What this task involves:
Would you write out the listing verbatim and skip every picture in it?
::: Records for the exercise :::
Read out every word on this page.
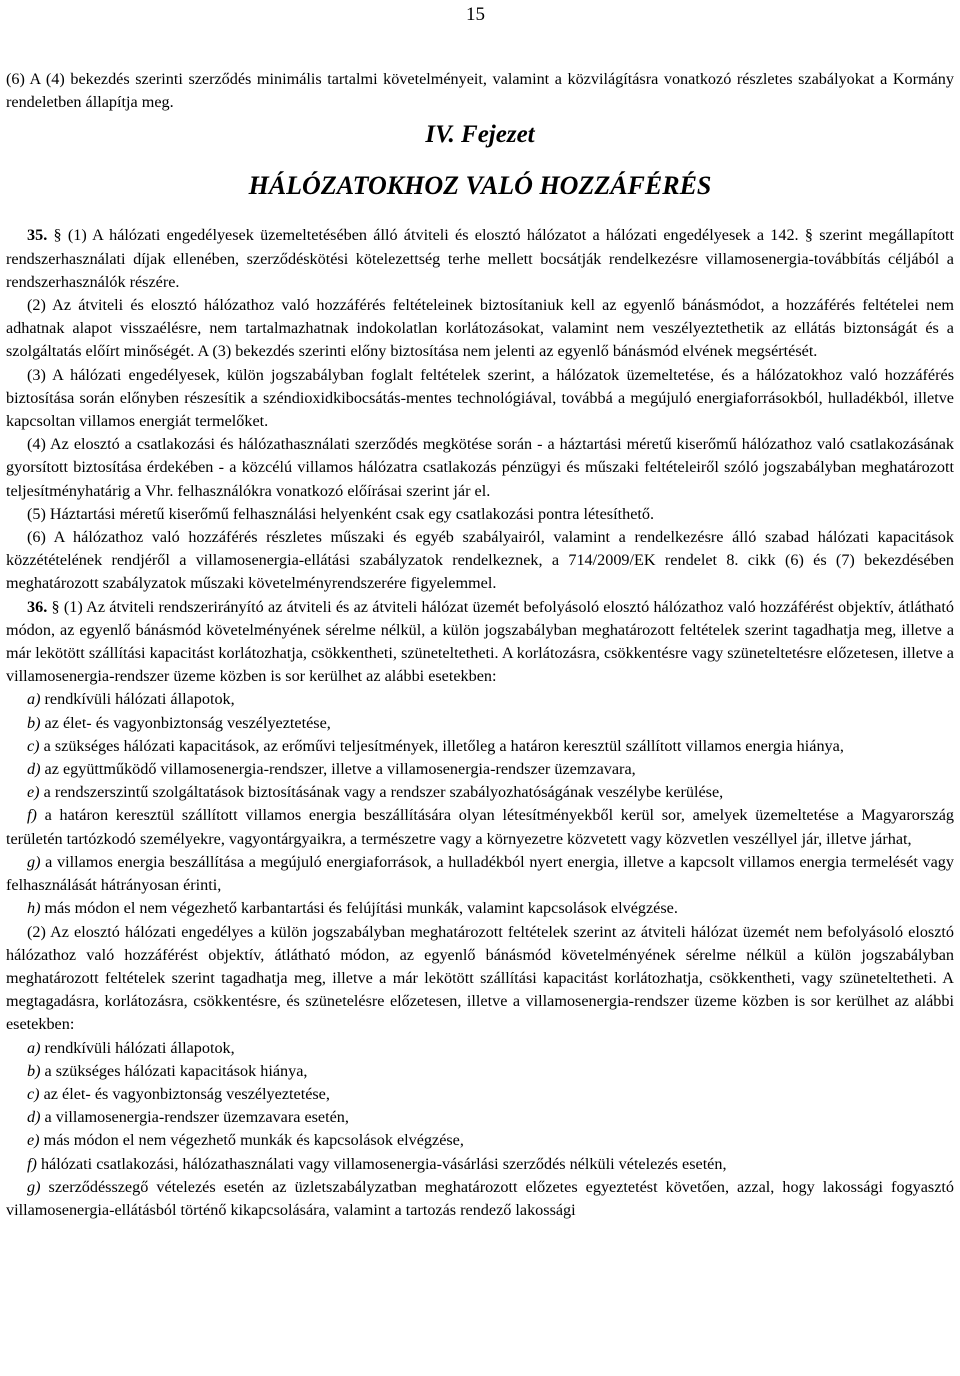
15

(6) A (4) bekezdés szerinti szerződés minimális tartalmi követelményeit, valamint a közvilágításra vonatkozó részletes szabályokat a Kormány rendeletben állapítja meg.

IV. Fejezet
HÁLÓZATOKHOZ VALÓ HOZZÁFÉRÉS

35. § (1) A hálózati engedélyesek üzemeltetésében álló átviteli és elosztó hálózatot a hálózati engedélyesek a 142. § szerint megállapított rendszerhasználati díjak ellenében, szerződéskötési kötelezettség terhe mellett bocsátják rendelkezésre villamosenergia-továbbítás céljából a rendszerhasználók részére.

(2) Az átviteli és elosztó hálózathoz való hozzáférés feltételeinek biztosítaniuk kell az egyenlő bánásmódot, a hozzáférés feltételei nem adhatnak alapot visszaélésre, nem tartalmazhatnak indokolatlan korlátozásokat, valamint nem veszélyeztethetik az ellátás biztonságát és a szolgáltatás előírt minőségét. A (3) bekezdés szerinti előny biztosítása nem jelenti az egyenlő bánásmód elvének megsértését.

(3) A hálózati engedélyesek, külön jogszabályban foglalt feltételek szerint, a hálózatok üzemeltetése, és a hálózatokhoz való hozzáférés biztosítása során előnyben részesítik a széndioxidkibocsátás-mentes technológiával, továbbá a megújuló energiaforrásokból, hulladékból, illetve kapcsoltan villamos energiát termelőket.

(4) Az elosztó a csatlakozási és hálózathasználati szerződés megkötése során - a háztartási méretű kiserőmű hálózathoz való csatlakozásának gyorsított biztosítása érdekében - a közcélú villamos hálózatra csatlakozás pénzügyi és műszaki feltételeiről szóló jogszabályban meghatározott teljesítményhatárig a Vhr. felhasználókra vonatkozó előírásai szerint jár el.

(5) Háztartási méretű kiserőmű felhasználási helyenként csak egy csatlakozási pontra létesíthető.

(6) A hálózathoz való hozzáférés részletes műszaki és egyéb szabályairól, valamint a rendelkezésre álló szabad hálózati kapacitások közzétételének rendjéről a villamosenergia-ellátási szabályzatok rendelkeznek, a 714/2009/EK rendelet 8. cikk (6) és (7) bekezdésében meghatározott szabályzatok műszaki követelményrendszerére figyelemmel.

36. § (1) Az átviteli rendszerirányító az átviteli és az átviteli hálózat üzemét befolyásoló elosztó hálózathoz való hozzáférést objektív, átlátható módon, az egyenlő bánásmód követelményének sérelme nélkül, a külön jogszabályban meghatározott feltételek szerint tagadhatja meg, illetve a már lekötött szállítási kapacitást korlátozhatja, csökkentheti, szüneteltetheti. A korlátozásra, csökkentésre vagy szüneteltetésre előzetesen, illetve a villamosenergia-rendszer üzeme közben is sor kerülhet az alábbi esetekben:

a) rendkívüli hálózati állapotok,

b) az élet- és vagyonbiztonság veszélyeztetése,

c) a szükséges hálózati kapacitások, az erőművi teljesítmények, illetőleg a határon keresztül szállított villamos energia hiánya,

d) az együttműködő villamosenergia-rendszer, illetve a villamosenergia-rendszer üzemzavara,

e) a rendszerszintű szolgáltatások biztosításának vagy a rendszer szabályozhatóságának veszélybe kerülése,

f) a határon keresztül szállított villamos energia beszállítására olyan létesítményekből kerül sor, amelyek üzemeltetése a Magyarország területén tartózkodó személyekre, vagyontárgyaikra, a természetre vagy a környezetre közvetett vagy közvetlen veszéllyel jár, illetve járhat,

g) a villamos energia beszállítása a megújuló energiaforrások, a hulladékból nyert energia, illetve a kapcsolt villamos energia termelését vagy felhasználását hátrányosan érinti,

h) más módon el nem végezhető karbantartási és felújítási munkák, valamint kapcsolások elvégzése.

(2) Az elosztó hálózati engedélyes a külön jogszabályban meghatározott feltételek szerint az átviteli hálózat üzemét nem befolyásoló elosztó hálózathoz való hozzáférést objektív, átlátható módon, az egyenlő bánásmód követelményének sérelme nélkül a külön jogszabályban meghatározott feltételek szerint tagadhatja meg, illetve a már lekötött szállítási kapacitást korlátozhatja, csökkentheti, vagy szüneteltetheti. A megtagadásra, korlátozásra, csökkentésre, és szünetelésre előzetesen, illetve a villamosenergia-rendszer üzeme közben is sor kerülhet az alábbi esetekben:

a) rendkívüli hálózati állapotok,

b) a szükséges hálózati kapacitások hiánya,

c) az élet- és vagyonbiztonság veszélyeztetése,

d) a villamosenergia-rendszer üzemzavara esetén,

e) más módon el nem végezhető munkák és kapcsolások elvégzése,

f) hálózati csatlakozási, hálózathasználati vagy villamosenergia-vásárlási szerződés nélküli vételezés esetén,

g) szerződésszegő vételezés esetén az üzletszabályzatban meghatározott előzetes egyeztetést követően, azzal, hogy lakossági fogyasztó villamosenergia-ellátásból történő kikapcsolására, valamint a tartozás rendező lakossági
:::
Complete answer:
Read out every word on this page.
15

(6) A (4) bekezdés szerinti szerződés minimális tartalmi követelményeit, valamint a közvilágításra vonatkozó részletes szabályokat a Kormány rendeletben állapítja meg.

IV. Fejezet
HÁLÓZATOKHOZ VALÓ HOZZÁFÉRÉS

35. § (1) A hálózati engedélyesek üzemeltetésében álló átviteli és elosztó hálózatot a hálózati engedélyesek a 142. § szerint megállapított rendszerhasználati díjak ellenében, szerződéskötési kötelezettség terhe mellett bocsátják rendelkezésre villamosenergia-továbbítás céljából a rendszerhasználók részére.

(2) Az átviteli és elosztó hálózathoz való hozzáférés feltételeinek biztosítaniuk kell az egyenlő bánásmódot, a hozzáférés feltételei nem adhatnak alapot visszaélésre, nem tartalmazhatnak indokolatlan korlátozásokat, valamint nem veszélyeztethetik az ellátás biztonságát és a szolgáltatás előírt minőségét. A (3) bekezdés szerinti előny biztosítása nem jelenti az egyenlő bánásmód elvének megsértését.

(3) A hálózati engedélyesek, külön jogszabályban foglalt feltételek szerint, a hálózatok üzemeltetése, és a hálózatokhoz való hozzáférés biztosítása során előnyben részesítik a széndioxidkibocsátás-mentes technológiával, továbbá a megújuló energiaforrásokból, hulladékból, illetve kapcsoltan villamos energiát termelőket.

(4) Az elosztó a csatlakozási és hálózathasználati szerződés megkötése során - a háztartási méretű kiserőmű hálózathoz való csatlakozásának gyorsított biztosítása érdekében - a közcélú villamos hálózatra csatlakozás pénzügyi és műszaki feltételeiről szóló jogszabályban meghatározott teljesítményhatárig a Vhr. felhasználókra vonatkozó előírásai szerint jár el.

(5) Háztartási méretű kiserőmű felhasználási helyenként csak egy csatlakozási pontra létesíthető.

(6) A hálózathoz való hozzáférés részletes műszaki és egyéb szabályairól, valamint a rendelkezésre álló szabad hálózati kapacitások közzétételének rendjéről a villamosenergia-ellátási szabályzatok rendelkeznek, a 714/2009/EK rendelet 8. cikk (6) és (7) bekezdésében meghatározott szabályzatok műszaki követelményrendszerére figyelemmel.

36. § (1) Az átviteli rendszerirányító az átviteli és az átviteli hálózat üzemét befolyásoló elosztó hálózathoz való hozzáférést objektív, átlátható módon, az egyenlő bánásmód követelményének sérelme nélkül, a külön jogszabályban meghatározott feltételek szerint tagadhatja meg, illetve a már lekötött szállítási kapacitást korlátozhatja, csökkentheti, szüneteltetheti. A korlátozásra, csökkentésre vagy szüneteltetésre előzetesen, illetve a villamosenergia-rendszer üzeme közben is sor kerülhet az alábbi esetekben:

a) rendkívüli hálózati állapotok,

b) az élet- és vagyonbiztonság veszélyeztetése,

c) a szükséges hálózati kapacitások, az erőművi teljesítmények, illetőleg a határon keresztül szállított villamos energia hiánya,

d) az együttműködő villamosenergia-rendszer, illetve a villamosenergia-rendszer üzemzavara,

e) a rendszerszintű szolgáltatások biztosításának vagy a rendszer szabályozhatóságának veszélybe kerülése,

f) a határon keresztül szállított villamos energia beszállítására olyan létesítményekből kerül sor, amelyek üzemeltetése a Magyarország területén tartózkodó személyekre, vagyontárgyaikra, a természetre vagy a környezetre közvetett vagy közvetlen veszéllyel jár, illetve járhat,

g) a villamos energia beszállítása a megújuló energiaforrások, a hulladékból nyert energia, illetve a kapcsolt villamos energia termelését vagy felhasználását hátrányosan érinti,

h) más módon el nem végezhető karbantartási és felújítási munkák, valamint kapcsolások elvégzése.

(2) Az elosztó hálózati engedélyes a külön jogszabályban meghatározott feltételek szerint az átviteli hálózat üzemét nem befolyásoló elosztó hálózathoz való hozzáférést objektív, átlátható módon, az egyenlő bánásmód követelményének sérelme nélkül a külön jogszabályban meghatározott feltételek szerint tagadhatja meg, illetve a már lekötött szállítási kapacitást korlátozhatja, csökkentheti, vagy szüneteltetheti. A megtagadásra, korlátozásra, csökkentésre, és szünetelésre előzetesen, illetve a villamosenergia-rendszer üzeme közben is sor kerülhet az alábbi esetekben:

a) rendkívüli hálózati állapotok,

b) a szükséges hálózati kapacitások hiánya,

c) az élet- és vagyonbiztonság veszélyeztetése,

d) a villamosenergia-rendszer üzemzavara esetén,

e) más módon el nem végezhető munkák és kapcsolások elvégzése,

f) hálózati csatlakozási, hálózathasználati vagy villamosenergia-vásárlási szerződés nélküli vételezés esetén,

g) szerződésszegő vételezés esetén az üzletszabályzatban meghatározott előzetes egyeztetést követően, azzal, hogy lakossági fogyasztó villamosenergia-ellátásból történő kikapcsolására, valamint a tartozás rendező lakossági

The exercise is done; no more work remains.